(What is required)
Locate the word "over" in the entries below, then gather every line that holds it.
**** Information supplied
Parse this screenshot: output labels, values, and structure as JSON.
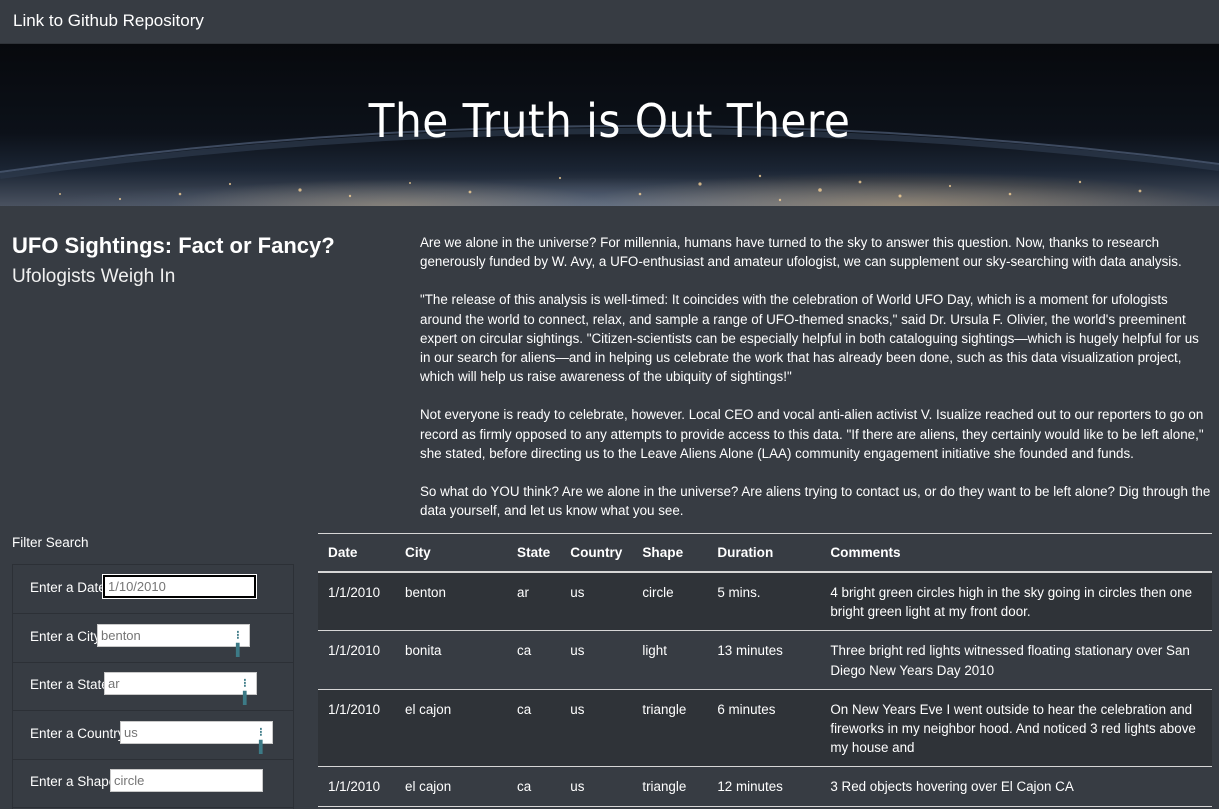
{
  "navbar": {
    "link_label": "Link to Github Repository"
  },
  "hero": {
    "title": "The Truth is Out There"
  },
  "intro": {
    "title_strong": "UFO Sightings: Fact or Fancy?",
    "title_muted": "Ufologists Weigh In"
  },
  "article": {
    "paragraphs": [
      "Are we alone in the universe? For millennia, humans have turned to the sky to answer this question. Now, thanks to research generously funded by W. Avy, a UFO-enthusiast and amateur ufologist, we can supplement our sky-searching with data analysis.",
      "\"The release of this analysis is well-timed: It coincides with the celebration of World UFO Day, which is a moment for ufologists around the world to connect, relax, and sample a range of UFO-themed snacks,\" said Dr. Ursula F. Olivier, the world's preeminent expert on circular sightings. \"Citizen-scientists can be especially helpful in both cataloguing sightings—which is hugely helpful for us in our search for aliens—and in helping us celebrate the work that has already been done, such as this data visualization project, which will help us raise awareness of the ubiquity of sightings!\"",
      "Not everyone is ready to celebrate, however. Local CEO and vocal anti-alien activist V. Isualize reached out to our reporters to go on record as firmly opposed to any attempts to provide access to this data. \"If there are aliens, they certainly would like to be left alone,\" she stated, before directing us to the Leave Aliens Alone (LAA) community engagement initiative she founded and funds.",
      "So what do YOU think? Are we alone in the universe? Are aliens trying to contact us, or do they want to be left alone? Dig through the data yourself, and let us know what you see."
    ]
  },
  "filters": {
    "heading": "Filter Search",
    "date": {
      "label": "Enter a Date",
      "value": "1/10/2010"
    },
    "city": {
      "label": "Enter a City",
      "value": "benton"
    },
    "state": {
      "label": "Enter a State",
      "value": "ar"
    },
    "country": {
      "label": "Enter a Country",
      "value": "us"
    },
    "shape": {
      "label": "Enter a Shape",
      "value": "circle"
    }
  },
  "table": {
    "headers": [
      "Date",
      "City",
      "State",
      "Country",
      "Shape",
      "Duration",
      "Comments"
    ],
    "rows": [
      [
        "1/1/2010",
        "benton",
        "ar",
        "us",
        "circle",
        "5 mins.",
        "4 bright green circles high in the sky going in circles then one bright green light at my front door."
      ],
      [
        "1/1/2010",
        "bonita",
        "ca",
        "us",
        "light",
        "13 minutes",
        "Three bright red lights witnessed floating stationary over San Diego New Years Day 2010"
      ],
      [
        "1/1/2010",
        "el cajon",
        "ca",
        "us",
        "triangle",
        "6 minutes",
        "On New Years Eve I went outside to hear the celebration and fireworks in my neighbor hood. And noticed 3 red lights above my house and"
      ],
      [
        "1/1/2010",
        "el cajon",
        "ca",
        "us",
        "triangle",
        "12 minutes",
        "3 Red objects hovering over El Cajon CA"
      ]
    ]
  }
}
********
**** Information supplied
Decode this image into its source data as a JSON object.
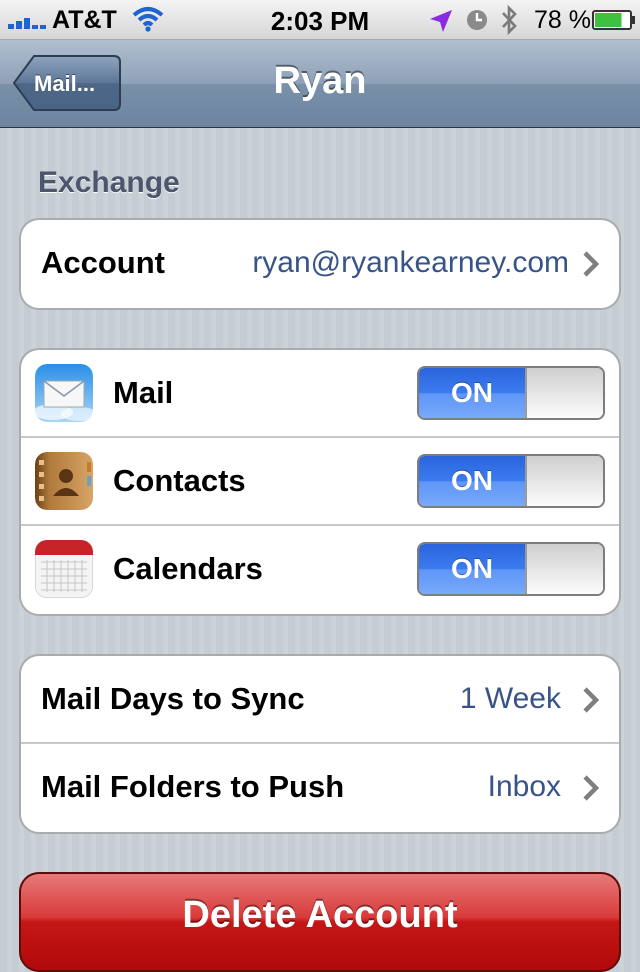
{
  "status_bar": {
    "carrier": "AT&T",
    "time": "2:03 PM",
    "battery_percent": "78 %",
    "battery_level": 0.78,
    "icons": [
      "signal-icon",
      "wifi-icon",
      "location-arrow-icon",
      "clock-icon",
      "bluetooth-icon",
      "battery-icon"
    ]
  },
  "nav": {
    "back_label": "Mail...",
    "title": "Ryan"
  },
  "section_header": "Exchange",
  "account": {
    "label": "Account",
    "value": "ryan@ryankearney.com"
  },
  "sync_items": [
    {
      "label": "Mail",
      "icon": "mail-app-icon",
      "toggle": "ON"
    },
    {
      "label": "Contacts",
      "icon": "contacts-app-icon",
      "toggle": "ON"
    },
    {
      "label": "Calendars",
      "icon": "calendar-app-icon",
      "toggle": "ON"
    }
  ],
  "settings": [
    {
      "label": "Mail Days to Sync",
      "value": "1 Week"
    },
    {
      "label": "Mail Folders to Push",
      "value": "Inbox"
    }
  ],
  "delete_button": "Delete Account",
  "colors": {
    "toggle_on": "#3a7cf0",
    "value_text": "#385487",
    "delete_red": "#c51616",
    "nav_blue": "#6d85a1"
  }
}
********
(Answer in full)
        "Three bright red lights witnessed floating stationary over San Diego New Years Day 2010"
        "3 Red objects hovering over El Cajon CA"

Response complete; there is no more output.